--- Begin ---

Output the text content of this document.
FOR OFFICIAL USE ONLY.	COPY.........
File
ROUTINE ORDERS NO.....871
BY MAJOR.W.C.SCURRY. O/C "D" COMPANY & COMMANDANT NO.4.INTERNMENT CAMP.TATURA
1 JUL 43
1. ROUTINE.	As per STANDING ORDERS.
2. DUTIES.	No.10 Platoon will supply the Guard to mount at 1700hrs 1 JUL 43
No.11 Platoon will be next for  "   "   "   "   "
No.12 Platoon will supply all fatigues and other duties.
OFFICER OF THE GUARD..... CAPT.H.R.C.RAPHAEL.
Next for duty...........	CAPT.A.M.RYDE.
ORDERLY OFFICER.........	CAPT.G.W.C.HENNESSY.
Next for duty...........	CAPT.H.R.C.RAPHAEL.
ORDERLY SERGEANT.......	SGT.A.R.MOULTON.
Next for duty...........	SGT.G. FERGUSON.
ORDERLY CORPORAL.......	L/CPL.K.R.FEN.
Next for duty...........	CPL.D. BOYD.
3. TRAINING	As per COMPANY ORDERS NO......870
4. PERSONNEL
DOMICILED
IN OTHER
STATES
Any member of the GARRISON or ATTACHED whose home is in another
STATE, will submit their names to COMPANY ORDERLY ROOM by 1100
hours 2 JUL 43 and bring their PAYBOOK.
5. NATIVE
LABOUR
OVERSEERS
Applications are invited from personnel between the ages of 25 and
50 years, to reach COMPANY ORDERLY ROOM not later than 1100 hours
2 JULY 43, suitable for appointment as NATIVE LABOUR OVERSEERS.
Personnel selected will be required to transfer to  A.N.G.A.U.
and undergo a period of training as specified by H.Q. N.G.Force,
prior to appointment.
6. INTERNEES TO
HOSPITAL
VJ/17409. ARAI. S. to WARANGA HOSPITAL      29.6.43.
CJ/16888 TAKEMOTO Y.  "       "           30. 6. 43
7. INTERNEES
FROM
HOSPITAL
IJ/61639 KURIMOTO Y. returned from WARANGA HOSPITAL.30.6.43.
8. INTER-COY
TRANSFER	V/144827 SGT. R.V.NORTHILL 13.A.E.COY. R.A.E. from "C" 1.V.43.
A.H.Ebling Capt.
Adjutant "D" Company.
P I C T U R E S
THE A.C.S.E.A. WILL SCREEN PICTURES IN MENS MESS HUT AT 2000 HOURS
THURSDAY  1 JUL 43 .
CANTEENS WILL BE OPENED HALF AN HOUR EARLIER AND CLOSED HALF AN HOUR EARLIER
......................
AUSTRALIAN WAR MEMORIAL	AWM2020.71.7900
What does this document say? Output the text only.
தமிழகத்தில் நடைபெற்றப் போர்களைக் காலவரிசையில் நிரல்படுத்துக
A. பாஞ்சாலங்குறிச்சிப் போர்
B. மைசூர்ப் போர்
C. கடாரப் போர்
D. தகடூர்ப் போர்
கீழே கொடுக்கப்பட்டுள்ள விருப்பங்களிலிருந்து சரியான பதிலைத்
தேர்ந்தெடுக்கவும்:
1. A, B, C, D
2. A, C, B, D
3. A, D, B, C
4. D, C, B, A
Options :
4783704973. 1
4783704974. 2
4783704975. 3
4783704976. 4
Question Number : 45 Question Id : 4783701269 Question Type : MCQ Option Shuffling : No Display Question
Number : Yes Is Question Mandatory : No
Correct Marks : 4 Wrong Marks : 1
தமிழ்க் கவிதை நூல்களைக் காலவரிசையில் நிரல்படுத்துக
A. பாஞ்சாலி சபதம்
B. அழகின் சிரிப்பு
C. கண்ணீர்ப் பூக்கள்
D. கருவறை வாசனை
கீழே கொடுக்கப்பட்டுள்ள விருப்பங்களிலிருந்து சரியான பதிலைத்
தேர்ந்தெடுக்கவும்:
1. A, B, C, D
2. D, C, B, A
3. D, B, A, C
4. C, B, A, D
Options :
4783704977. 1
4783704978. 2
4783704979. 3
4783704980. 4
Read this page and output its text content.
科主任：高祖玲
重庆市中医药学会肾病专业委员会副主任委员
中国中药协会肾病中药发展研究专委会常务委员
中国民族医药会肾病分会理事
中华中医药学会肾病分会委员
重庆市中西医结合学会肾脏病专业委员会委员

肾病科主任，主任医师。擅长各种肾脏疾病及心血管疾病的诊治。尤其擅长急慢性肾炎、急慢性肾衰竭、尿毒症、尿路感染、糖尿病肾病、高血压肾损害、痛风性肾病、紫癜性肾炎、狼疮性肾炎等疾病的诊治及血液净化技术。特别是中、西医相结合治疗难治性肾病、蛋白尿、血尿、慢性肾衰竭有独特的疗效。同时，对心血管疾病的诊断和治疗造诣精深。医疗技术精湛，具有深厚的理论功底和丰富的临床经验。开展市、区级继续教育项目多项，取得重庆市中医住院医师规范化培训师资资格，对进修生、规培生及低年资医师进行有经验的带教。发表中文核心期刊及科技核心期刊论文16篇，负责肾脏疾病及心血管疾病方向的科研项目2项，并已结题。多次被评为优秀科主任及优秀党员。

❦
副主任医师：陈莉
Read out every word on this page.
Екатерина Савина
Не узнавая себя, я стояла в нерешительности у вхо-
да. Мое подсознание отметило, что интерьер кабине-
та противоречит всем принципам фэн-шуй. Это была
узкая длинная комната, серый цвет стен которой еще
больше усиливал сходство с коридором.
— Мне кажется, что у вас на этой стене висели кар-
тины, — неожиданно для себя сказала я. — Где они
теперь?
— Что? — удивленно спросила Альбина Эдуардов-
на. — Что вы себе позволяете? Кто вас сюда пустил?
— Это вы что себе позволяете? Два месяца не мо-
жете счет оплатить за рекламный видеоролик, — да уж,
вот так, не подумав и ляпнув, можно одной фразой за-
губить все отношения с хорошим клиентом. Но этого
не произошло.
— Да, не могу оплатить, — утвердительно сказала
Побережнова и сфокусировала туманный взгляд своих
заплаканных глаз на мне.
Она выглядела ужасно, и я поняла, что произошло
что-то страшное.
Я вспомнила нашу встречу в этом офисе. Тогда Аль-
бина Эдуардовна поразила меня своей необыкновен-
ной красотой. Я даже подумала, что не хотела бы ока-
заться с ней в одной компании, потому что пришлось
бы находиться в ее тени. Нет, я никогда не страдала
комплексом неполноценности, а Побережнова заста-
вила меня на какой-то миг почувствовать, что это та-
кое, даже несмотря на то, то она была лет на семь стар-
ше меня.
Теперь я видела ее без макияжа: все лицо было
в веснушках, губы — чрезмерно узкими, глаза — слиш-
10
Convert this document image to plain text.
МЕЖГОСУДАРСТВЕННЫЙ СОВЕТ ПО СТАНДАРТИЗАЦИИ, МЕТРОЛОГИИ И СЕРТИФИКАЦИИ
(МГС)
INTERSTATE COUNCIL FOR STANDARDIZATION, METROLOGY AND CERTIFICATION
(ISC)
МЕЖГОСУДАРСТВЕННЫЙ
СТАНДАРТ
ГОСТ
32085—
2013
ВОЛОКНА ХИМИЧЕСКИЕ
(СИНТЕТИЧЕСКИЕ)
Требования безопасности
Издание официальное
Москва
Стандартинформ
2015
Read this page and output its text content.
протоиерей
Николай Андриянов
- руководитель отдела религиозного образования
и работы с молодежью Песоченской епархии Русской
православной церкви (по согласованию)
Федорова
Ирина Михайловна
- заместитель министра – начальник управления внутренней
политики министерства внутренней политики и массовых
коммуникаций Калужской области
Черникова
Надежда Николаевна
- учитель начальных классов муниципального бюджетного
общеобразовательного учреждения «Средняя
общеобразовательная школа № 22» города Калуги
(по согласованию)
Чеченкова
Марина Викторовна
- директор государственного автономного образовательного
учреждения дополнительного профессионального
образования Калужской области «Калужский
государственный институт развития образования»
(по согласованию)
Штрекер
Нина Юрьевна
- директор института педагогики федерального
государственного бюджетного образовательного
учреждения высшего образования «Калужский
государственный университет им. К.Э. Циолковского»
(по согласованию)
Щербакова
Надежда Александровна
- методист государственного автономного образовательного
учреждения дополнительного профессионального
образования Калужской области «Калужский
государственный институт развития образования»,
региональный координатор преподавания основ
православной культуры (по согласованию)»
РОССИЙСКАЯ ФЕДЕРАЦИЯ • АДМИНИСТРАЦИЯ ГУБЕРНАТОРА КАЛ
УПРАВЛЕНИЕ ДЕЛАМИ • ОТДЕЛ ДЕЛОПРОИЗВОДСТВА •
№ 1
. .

--- End ---

Requirements ->
Pick out each line in the material containing "была".

Exercise solution ->
та противоречит всем принципам фэн-шуй. Это была
кое, даже несмотря на то, то она была лет на семь стар-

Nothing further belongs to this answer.